***** Task material *****
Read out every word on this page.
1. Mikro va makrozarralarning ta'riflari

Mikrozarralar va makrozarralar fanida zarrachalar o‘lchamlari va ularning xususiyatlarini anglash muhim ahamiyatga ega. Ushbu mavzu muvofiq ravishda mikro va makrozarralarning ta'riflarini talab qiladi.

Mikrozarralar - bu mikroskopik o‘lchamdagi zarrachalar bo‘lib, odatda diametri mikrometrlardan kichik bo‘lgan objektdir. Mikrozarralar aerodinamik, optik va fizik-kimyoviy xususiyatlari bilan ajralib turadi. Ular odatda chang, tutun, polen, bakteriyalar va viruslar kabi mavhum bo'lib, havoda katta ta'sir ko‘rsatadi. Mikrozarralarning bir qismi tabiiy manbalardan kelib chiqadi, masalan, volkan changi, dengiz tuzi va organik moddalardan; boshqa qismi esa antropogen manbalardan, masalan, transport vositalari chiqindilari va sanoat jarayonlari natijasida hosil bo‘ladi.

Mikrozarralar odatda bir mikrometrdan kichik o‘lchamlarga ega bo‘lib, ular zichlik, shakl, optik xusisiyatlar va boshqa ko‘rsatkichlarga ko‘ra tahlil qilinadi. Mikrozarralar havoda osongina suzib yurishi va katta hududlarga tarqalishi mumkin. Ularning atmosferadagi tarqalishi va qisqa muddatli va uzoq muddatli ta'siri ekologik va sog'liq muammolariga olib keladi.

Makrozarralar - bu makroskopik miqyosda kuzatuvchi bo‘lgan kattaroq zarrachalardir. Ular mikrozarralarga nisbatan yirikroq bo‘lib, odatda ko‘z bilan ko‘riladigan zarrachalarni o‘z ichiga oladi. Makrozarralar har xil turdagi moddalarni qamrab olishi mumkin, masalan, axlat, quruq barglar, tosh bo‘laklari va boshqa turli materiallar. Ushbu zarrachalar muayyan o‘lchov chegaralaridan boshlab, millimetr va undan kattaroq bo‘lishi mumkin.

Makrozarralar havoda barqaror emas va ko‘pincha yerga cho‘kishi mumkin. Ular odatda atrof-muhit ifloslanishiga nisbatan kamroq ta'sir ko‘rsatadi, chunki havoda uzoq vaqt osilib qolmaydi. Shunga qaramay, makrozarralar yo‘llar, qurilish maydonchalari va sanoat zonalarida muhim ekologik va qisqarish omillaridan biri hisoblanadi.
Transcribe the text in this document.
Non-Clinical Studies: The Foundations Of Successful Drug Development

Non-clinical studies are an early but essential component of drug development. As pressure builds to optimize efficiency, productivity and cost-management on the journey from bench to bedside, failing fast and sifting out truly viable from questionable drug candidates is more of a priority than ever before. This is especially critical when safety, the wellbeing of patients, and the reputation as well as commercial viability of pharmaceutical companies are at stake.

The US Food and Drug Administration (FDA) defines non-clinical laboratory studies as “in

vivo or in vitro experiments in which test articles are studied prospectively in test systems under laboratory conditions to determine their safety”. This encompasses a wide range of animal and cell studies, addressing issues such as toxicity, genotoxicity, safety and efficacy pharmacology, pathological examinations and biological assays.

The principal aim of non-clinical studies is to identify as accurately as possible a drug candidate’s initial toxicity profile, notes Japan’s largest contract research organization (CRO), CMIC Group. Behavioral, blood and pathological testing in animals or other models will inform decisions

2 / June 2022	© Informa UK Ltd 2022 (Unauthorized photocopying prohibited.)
*****
■ **Instructions to follow**
Could you produce an exact copy of the whole listing?

■ **Output for this exercise**
Read out every word on this page.
1. Mikro va makrozarralarning ta'riflari

Mikrozarralar va makrozarralar fanida zarrachalar o‘lchamlari va ularning xususiyatlarini anglash muhim ahamiyatga ega. Ushbu mavzu muvofiq ravishda mikro va makrozarralarning ta'riflarini talab qiladi.

Mikrozarralar - bu mikroskopik o‘lchamdagi zarrachalar bo‘lib, odatda diametri mikrometrlardan kichik bo‘lgan objektdir. Mikrozarralar aerodinamik, optik va fizik-kimyoviy xususiyatlari bilan ajralib turadi. Ular odatda chang, tutun, polen, bakteriyalar va viruslar kabi mavhum bo'lib, havoda katta ta'sir ko‘rsatadi. Mikrozarralarning bir qismi tabiiy manbalardan kelib chiqadi, masalan, volkan changi, dengiz tuzi va organik moddalardan; boshqa qismi esa antropogen manbalardan, masalan, transport vositalari chiqindilari va sanoat jarayonlari natijasida hosil bo‘ladi.

Mikrozarralar odatda bir mikrometrdan kichik o‘lchamlarga ega bo‘lib, ular zichlik, shakl, optik xusisiyatlar va boshqa ko‘rsatkichlarga ko‘ra tahlil qilinadi. Mikrozarralar havoda osongina suzib yurishi va katta hududlarga tarqalishi mumkin. Ularning atmosferadagi tarqalishi va qisqa muddatli va uzoq muddatli ta'siri ekologik va sog'liq muammolariga olib keladi.

Makrozarralar - bu makroskopik miqyosda kuzatuvchi bo‘lgan kattaroq zarrachalardir. Ular mikrozarralarga nisbatan yirikroq bo‘lib, odatda ko‘z bilan ko‘riladigan zarrachalarni o‘z ichiga oladi. Makrozarralar har xil turdagi moddalarni qamrab olishi mumkin, masalan, axlat, quruq barglar, tosh bo‘laklari va boshqa turli materiallar. Ushbu zarrachalar muayyan o‘lchov chegaralaridan boshlab, millimetr va undan kattaroq bo‘lishi mumkin.

Makrozarralar havoda barqaror emas va ko‘pincha yerga cho‘kishi mumkin. Ular odatda atrof-muhit ifloslanishiga nisbatan kamroq ta'sir ko‘rsatadi, chunki havoda uzoq vaqt osilib qolmaydi. Shunga qaramay, makrozarralar yo‘llar, qurilish maydonchalari va sanoat zonalarida muhim ekologik va qisqarish omillaridan biri hisoblanadi.
Transcribe the text in this document.
Non-Clinical Studies: The Foundations Of Successful Drug Development

Non-clinical studies are an early but essential component of drug development. As pressure builds to optimize efficiency, productivity and cost-management on the journey from bench to bedside, failing fast and sifting out truly viable from questionable drug candidates is more of a priority than ever before. This is especially critical when safety, the wellbeing of patients, and the reputation as well as commercial viability of pharmaceutical companies are at stake.

The US Food and Drug Administration (FDA) defines non-clinical laboratory studies as “in

vivo or in vitro experiments in which test articles are studied prospectively in test systems under laboratory conditions to determine their safety”. This encompasses a wide range of animal and cell studies, addressing issues such as toxicity, genotoxicity, safety and efficacy pharmacology, pathological examinations and biological assays.

The principal aim of non-clinical studies is to identify as accurately as possible a drug candidate’s initial toxicity profile, notes Japan’s largest contract research organization (CRO), CMIC Group. Behavioral, blood and pathological testing in animals or other models will inform decisions

2 / June 2022	© Informa UK Ltd 2022 (Unauthorized photocopying prohibited.)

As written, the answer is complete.